# [DATA ROWS]
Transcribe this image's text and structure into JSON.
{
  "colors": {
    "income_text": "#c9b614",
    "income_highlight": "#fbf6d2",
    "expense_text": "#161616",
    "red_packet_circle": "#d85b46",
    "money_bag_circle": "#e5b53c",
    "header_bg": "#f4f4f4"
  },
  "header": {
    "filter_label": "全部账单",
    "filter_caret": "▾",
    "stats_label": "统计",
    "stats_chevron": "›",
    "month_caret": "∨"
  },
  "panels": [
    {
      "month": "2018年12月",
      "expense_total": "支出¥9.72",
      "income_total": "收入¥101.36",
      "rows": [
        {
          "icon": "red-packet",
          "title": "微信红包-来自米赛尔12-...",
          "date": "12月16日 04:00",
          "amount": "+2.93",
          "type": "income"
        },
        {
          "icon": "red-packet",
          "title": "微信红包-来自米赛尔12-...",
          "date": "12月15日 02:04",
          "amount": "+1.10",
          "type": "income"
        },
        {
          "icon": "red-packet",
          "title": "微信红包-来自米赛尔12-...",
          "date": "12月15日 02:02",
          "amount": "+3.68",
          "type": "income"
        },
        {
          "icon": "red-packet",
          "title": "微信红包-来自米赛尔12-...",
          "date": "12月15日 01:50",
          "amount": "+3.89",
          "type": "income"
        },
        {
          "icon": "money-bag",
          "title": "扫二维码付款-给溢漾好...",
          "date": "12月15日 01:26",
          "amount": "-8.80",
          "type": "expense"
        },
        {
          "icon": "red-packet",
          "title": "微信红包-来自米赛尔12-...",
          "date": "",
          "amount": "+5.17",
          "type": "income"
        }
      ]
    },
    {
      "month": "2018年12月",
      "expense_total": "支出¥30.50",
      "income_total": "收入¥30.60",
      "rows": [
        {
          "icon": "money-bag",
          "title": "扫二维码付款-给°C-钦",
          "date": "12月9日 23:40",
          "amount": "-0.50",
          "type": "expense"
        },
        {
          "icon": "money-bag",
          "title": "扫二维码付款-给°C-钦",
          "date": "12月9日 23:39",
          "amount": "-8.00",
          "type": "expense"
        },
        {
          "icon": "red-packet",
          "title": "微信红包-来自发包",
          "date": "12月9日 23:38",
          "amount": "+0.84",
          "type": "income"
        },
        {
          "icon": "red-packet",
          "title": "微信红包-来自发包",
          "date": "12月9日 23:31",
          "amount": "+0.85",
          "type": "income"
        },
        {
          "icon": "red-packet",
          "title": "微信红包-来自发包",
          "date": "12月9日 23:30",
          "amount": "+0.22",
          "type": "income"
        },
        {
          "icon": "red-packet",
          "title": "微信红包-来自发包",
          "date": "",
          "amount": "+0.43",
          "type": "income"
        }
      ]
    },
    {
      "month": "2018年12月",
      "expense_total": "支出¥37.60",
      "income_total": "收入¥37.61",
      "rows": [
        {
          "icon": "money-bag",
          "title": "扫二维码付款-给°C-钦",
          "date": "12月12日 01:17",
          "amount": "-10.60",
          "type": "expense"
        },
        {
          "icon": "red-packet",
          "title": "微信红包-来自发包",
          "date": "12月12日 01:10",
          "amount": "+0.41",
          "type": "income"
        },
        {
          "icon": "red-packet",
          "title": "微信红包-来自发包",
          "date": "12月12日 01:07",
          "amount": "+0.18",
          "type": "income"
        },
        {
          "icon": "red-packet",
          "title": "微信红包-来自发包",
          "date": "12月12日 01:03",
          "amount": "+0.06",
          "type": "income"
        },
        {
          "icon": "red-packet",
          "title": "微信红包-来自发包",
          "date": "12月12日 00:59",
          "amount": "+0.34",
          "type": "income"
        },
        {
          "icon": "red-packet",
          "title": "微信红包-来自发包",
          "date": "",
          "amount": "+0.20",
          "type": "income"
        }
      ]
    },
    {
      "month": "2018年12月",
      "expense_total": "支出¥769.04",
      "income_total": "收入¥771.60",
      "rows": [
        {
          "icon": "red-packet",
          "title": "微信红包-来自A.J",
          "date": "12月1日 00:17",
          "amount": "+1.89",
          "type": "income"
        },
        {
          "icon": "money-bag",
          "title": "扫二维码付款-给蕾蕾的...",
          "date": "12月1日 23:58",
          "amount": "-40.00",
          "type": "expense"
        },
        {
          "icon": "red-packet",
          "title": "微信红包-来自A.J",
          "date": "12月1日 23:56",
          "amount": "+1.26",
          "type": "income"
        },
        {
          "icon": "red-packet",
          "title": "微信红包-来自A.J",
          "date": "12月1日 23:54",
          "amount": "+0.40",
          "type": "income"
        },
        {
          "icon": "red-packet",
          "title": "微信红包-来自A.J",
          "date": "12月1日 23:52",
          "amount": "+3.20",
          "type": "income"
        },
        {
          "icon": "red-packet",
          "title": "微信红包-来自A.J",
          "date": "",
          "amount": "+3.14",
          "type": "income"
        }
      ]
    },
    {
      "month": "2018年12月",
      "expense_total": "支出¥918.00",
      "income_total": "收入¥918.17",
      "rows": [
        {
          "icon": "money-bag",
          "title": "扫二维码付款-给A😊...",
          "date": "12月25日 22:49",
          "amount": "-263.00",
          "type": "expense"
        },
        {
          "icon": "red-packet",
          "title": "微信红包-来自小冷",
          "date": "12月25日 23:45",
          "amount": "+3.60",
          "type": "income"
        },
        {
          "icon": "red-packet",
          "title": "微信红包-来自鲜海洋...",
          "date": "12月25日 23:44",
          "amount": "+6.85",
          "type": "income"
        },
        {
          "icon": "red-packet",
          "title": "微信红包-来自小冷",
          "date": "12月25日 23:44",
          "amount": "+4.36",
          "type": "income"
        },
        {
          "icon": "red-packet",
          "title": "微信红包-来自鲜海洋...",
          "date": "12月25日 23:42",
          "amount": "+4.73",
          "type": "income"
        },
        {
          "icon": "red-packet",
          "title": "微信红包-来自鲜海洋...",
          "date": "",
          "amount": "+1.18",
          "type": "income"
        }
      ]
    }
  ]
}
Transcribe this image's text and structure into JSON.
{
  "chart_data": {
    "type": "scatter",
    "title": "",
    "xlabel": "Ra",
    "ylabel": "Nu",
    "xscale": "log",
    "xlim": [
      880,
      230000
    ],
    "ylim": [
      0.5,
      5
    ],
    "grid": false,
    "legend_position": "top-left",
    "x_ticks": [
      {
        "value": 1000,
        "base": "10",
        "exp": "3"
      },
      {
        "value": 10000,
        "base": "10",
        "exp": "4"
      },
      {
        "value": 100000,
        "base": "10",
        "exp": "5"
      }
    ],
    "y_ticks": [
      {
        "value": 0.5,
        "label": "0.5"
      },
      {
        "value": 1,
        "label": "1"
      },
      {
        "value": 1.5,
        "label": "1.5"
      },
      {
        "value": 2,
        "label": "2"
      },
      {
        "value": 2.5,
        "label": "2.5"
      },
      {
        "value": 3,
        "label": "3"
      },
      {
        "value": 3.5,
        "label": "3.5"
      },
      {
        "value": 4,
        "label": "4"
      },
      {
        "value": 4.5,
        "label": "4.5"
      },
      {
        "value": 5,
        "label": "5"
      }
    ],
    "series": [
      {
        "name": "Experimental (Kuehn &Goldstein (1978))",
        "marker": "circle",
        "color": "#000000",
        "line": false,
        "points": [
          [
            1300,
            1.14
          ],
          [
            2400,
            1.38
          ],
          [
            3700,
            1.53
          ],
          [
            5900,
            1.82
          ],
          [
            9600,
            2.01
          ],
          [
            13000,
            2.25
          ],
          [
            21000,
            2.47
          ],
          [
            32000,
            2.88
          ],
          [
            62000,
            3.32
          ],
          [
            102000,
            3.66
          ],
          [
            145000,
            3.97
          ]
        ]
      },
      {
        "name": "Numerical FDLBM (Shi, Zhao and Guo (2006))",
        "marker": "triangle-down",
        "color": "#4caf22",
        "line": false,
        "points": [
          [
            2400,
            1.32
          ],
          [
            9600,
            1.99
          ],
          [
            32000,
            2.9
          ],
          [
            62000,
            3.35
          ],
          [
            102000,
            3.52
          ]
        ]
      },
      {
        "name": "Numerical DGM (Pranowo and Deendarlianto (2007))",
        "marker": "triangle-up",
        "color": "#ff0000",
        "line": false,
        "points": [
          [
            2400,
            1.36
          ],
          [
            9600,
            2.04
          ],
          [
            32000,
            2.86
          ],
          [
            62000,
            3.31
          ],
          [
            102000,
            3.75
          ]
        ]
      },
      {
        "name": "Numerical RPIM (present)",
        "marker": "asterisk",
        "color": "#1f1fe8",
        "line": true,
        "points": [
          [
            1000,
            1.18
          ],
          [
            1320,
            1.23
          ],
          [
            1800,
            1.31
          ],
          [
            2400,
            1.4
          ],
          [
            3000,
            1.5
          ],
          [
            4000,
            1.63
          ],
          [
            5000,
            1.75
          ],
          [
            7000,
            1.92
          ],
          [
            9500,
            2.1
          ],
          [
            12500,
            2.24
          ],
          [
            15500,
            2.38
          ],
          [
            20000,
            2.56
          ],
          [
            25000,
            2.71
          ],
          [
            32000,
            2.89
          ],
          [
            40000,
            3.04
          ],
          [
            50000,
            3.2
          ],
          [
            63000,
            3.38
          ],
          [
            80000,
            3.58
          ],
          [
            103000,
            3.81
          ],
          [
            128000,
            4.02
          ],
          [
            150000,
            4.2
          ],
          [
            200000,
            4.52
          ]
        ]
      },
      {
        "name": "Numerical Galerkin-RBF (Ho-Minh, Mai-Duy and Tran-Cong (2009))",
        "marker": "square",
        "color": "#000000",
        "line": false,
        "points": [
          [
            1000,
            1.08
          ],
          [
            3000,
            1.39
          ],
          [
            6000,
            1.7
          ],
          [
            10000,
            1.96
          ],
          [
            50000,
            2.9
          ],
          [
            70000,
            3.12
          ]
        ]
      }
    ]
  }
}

# [EXERCISE DETAILS]
Across the preceding material, how many lines contain the word "Numerical"? State the number alone.

# [COMPLETE OUTPUT]
4